Repeat the full listing, word for word.

# start of Entries

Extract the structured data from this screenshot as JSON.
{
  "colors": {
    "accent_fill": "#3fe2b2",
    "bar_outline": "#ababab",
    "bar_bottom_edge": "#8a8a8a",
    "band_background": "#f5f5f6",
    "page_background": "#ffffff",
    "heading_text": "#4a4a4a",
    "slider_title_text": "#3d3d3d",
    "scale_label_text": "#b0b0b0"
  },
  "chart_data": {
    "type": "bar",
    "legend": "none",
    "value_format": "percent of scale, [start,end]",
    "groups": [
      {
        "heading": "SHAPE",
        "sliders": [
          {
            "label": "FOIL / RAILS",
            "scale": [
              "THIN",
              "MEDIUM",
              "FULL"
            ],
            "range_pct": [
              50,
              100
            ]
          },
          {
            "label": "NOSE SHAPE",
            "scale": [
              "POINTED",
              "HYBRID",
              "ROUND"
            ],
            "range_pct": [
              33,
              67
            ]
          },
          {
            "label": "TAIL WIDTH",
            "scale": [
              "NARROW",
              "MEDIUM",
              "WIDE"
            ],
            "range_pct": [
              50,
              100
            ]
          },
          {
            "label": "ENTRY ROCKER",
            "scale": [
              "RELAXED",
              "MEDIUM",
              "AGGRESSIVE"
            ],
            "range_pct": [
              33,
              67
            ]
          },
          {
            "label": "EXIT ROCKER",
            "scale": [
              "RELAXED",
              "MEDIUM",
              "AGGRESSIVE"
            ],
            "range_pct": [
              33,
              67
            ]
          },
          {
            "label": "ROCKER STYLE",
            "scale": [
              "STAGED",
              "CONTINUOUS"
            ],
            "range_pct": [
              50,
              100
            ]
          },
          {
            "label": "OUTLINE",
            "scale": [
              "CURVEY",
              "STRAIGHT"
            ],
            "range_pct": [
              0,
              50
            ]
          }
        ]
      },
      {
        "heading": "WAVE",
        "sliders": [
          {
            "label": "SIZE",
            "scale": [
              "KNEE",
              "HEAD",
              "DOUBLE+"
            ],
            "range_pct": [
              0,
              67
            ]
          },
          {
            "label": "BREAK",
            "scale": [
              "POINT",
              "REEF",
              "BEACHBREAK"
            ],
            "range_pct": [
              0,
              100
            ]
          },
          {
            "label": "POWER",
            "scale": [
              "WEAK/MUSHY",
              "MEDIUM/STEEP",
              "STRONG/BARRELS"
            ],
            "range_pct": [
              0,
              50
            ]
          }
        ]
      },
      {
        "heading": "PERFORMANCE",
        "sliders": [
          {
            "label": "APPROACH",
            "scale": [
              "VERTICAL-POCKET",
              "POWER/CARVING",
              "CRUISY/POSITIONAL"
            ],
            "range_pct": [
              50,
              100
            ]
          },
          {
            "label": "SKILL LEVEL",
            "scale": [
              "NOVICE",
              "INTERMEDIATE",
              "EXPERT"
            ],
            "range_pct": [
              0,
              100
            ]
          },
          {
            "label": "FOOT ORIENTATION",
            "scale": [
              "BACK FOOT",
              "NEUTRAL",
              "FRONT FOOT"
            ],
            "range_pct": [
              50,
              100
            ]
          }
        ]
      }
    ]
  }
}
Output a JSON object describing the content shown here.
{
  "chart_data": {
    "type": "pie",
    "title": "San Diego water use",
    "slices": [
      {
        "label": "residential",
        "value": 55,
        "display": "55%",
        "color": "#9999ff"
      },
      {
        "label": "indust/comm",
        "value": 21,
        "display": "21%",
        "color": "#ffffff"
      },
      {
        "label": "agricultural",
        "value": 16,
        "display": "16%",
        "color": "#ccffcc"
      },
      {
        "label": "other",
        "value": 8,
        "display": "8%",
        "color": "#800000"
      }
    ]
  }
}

# end of Entries

- **Response**:
Extract the structured data from this screenshot as JSON.
{
  "colors": {
    "accent_fill": "#3fe2b2",
    "bar_outline": "#ababab",
    "bar_bottom_edge": "#8a8a8a",
    "band_background": "#f5f5f6",
    "page_background": "#ffffff",
    "heading_text": "#4a4a4a",
    "slider_title_text": "#3d3d3d",
    "scale_label_text": "#b0b0b0"
  },
  "chart_data": {
    "type": "bar",
    "legend": "none",
    "value_format": "percent of scale, [start,end]",
    "groups": [
      {
        "heading": "SHAPE",
        "sliders": [
          {
            "label": "FOIL / RAILS",
            "scale": [
              "THIN",
              "MEDIUM",
              "FULL"
            ],
            "range_pct": [
              50,
              100
            ]
          },
          {
            "label": "NOSE SHAPE",
            "scale": [
              "POINTED",
              "HYBRID",
              "ROUND"
            ],
            "range_pct": [
              33,
              67
            ]
          },
          {
            "label": "TAIL WIDTH",
            "scale": [
              "NARROW",
              "MEDIUM",
              "WIDE"
            ],
            "range_pct": [
              50,
              100
            ]
          },
          {
            "label": "ENTRY ROCKER",
            "scale": [
              "RELAXED",
              "MEDIUM",
              "AGGRESSIVE"
            ],
            "range_pct": [
              33,
              67
            ]
          },
          {
            "label": "EXIT ROCKER",
            "scale": [
              "RELAXED",
              "MEDIUM",
              "AGGRESSIVE"
            ],
            "range_pct": [
              33,
              67
            ]
          },
          {
            "label": "ROCKER STYLE",
            "scale": [
              "STAGED",
              "CONTINUOUS"
            ],
            "range_pct": [
              50,
              100
            ]
          },
          {
            "label": "OUTLINE",
            "scale": [
              "CURVEY",
              "STRAIGHT"
            ],
            "range_pct": [
              0,
              50
            ]
          }
        ]
      },
      {
        "heading": "WAVE",
        "sliders": [
          {
            "label": "SIZE",
            "scale": [
              "KNEE",
              "HEAD",
              "DOUBLE+"
            ],
            "range_pct": [
              0,
              67
            ]
          },
          {
            "label": "BREAK",
            "scale": [
              "POINT",
              "REEF",
              "BEACHBREAK"
            ],
            "range_pct": [
              0,
              100
            ]
          },
          {
            "label": "POWER",
            "scale": [
              "WEAK/MUSHY",
              "MEDIUM/STEEP",
              "STRONG/BARRELS"
            ],
            "range_pct": [
              0,
              50
            ]
          }
        ]
      },
      {
        "heading": "PERFORMANCE",
        "sliders": [
          {
            "label": "APPROACH",
            "scale": [
              "VERTICAL-POCKET",
              "POWER/CARVING",
              "CRUISY/POSITIONAL"
            ],
            "range_pct": [
              50,
              100
            ]
          },
          {
            "label": "SKILL LEVEL",
            "scale": [
              "NOVICE",
              "INTERMEDIATE",
              "EXPERT"
            ],
            "range_pct": [
              0,
              100
            ]
          },
          {
            "label": "FOOT ORIENTATION",
            "scale": [
              "BACK FOOT",
              "NEUTRAL",
              "FRONT FOOT"
            ],
            "range_pct": [
              50,
              100
            ]
          }
        ]
      }
    ]
  }
}
Output a JSON object describing the content shown here.
{
  "chart_data": {
    "type": "pie",
    "title": "San Diego water use",
    "slices": [
      {
        "label": "residential",
        "value": 55,
        "display": "55%",
        "color": "#9999ff"
      },
      {
        "label": "indust/comm",
        "value": 21,
        "display": "21%",
        "color": "#ffffff"
      },
      {
        "label": "agricultural",
        "value": 16,
        "display": "16%",
        "color": "#ccffcc"
      },
      {
        "label": "other",
        "value": 8,
        "display": "8%",
        "color": "#800000"
      }
    ]
  }
}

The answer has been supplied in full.